Stored data:

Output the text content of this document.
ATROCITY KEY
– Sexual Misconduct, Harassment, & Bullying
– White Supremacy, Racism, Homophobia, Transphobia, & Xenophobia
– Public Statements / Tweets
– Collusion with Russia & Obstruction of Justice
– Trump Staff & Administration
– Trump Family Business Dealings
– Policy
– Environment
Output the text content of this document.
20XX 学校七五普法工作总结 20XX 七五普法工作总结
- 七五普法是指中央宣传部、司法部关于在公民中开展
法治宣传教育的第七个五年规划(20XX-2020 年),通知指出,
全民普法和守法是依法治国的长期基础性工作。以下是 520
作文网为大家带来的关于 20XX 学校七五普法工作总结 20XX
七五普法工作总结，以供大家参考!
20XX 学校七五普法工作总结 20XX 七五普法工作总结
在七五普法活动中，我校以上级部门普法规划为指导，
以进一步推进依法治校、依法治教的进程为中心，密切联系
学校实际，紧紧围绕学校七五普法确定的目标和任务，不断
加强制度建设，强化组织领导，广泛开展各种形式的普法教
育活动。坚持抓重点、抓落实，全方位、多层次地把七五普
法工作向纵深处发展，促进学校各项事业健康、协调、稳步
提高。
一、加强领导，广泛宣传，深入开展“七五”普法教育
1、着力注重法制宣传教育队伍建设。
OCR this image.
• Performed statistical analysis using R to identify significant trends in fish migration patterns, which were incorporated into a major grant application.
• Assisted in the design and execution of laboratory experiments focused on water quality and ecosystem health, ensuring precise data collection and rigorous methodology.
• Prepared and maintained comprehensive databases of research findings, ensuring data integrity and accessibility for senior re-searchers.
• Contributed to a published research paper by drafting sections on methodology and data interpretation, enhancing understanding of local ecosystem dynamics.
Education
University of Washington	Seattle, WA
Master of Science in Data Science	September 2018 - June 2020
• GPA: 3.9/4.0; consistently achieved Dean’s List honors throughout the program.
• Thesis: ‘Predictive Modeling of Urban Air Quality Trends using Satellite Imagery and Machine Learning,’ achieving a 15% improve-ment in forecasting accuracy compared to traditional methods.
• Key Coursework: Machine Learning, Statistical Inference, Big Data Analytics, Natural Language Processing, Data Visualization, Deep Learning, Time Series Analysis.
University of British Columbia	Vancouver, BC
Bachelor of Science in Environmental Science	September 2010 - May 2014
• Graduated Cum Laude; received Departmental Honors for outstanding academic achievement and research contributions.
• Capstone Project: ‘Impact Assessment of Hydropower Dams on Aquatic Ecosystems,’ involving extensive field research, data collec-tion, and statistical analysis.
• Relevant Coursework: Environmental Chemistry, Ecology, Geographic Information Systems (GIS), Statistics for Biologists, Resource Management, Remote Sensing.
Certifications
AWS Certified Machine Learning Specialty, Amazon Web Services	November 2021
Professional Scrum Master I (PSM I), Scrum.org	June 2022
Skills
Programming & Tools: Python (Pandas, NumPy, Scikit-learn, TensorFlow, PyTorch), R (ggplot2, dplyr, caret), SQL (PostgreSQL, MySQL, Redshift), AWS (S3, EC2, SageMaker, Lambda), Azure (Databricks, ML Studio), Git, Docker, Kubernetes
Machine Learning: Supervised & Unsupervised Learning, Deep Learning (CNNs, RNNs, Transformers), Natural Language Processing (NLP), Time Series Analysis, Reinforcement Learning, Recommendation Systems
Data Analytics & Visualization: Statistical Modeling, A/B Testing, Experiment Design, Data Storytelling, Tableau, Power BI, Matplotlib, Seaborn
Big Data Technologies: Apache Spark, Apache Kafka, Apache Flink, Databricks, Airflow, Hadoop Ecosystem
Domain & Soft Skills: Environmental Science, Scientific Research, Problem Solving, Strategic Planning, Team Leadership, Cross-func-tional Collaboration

WRITTEN REQUEST: Every line above should be printed again exactly as it stands.

FULL ANSWER:
Output the text content of this document.
ATROCITY KEY
– Sexual Misconduct, Harassment, & Bullying
– White Supremacy, Racism, Homophobia, Transphobia, & Xenophobia
– Public Statements / Tweets
– Collusion with Russia & Obstruction of Justice
– Trump Staff & Administration
– Trump Family Business Dealings
– Policy
– Environment
Output the text content of this document.
20XX 学校七五普法工作总结 20XX 七五普法工作总结
- 七五普法是指中央宣传部、司法部关于在公民中开展
法治宣传教育的第七个五年规划(20XX-2020 年),通知指出,
全民普法和守法是依法治国的长期基础性工作。以下是 520
作文网为大家带来的关于 20XX 学校七五普法工作总结 20XX
七五普法工作总结，以供大家参考!
20XX 学校七五普法工作总结 20XX 七五普法工作总结
在七五普法活动中，我校以上级部门普法规划为指导，
以进一步推进依法治校、依法治教的进程为中心，密切联系
学校实际，紧紧围绕学校七五普法确定的目标和任务，不断
加强制度建设，强化组织领导，广泛开展各种形式的普法教
育活动。坚持抓重点、抓落实，全方位、多层次地把七五普
法工作向纵深处发展，促进学校各项事业健康、协调、稳步
提高。
一、加强领导，广泛宣传，深入开展“七五”普法教育
1、着力注重法制宣传教育队伍建设。
OCR this image.
• Performed statistical analysis using R to identify significant trends in fish migration patterns, which were incorporated into a major grant application.
• Assisted in the design and execution of laboratory experiments focused on water quality and ecosystem health, ensuring precise data collection and rigorous methodology.
• Prepared and maintained comprehensive databases of research findings, ensuring data integrity and accessibility for senior re-searchers.
• Contributed to a published research paper by drafting sections on methodology and data interpretation, enhancing understanding of local ecosystem dynamics.
Education
University of Washington	Seattle, WA
Master of Science in Data Science	September 2018 - June 2020
• GPA: 3.9/4.0; consistently achieved Dean’s List honors throughout the program.
• Thesis: ‘Predictive Modeling of Urban Air Quality Trends using Satellite Imagery and Machine Learning,’ achieving a 15% improve-ment in forecasting accuracy compared to traditional methods.
• Key Coursework: Machine Learning, Statistical Inference, Big Data Analytics, Natural Language Processing, Data Visualization, Deep Learning, Time Series Analysis.
University of British Columbia	Vancouver, BC
Bachelor of Science in Environmental Science	September 2010 - May 2014
• Graduated Cum Laude; received Departmental Honors for outstanding academic achievement and research contributions.
• Capstone Project: ‘Impact Assessment of Hydropower Dams on Aquatic Ecosystems,’ involving extensive field research, data collec-tion, and statistical analysis.
• Relevant Coursework: Environmental Chemistry, Ecology, Geographic Information Systems (GIS), Statistics for Biologists, Resource Management, Remote Sensing.
Certifications
AWS Certified Machine Learning Specialty, Amazon Web Services	November 2021
Professional Scrum Master I (PSM I), Scrum.org	June 2022
Skills
Programming & Tools: Python (Pandas, NumPy, Scikit-learn, TensorFlow, PyTorch), R (ggplot2, dplyr, caret), SQL (PostgreSQL, MySQL, Redshift), AWS (S3, EC2, SageMaker, Lambda), Azure (Databricks, ML Studio), Git, Docker, Kubernetes
Machine Learning: Supervised & Unsupervised Learning, Deep Learning (CNNs, RNNs, Transformers), Natural Language Processing (NLP), Time Series Analysis, Reinforcement Learning, Recommendation Systems
Data Analytics & Visualization: Statistical Modeling, A/B Testing, Experiment Design, Data Storytelling, Tableau, Power BI, Matplotlib, Seaborn
Big Data Technologies: Apache Spark, Apache Kafka, Apache Flink, Databricks, Airflow, Hadoop Ecosystem
Domain & Soft Skills: Environmental Science, Scientific Research, Problem Solving, Strategic Planning, Team Leadership, Cross-func-tional Collaboration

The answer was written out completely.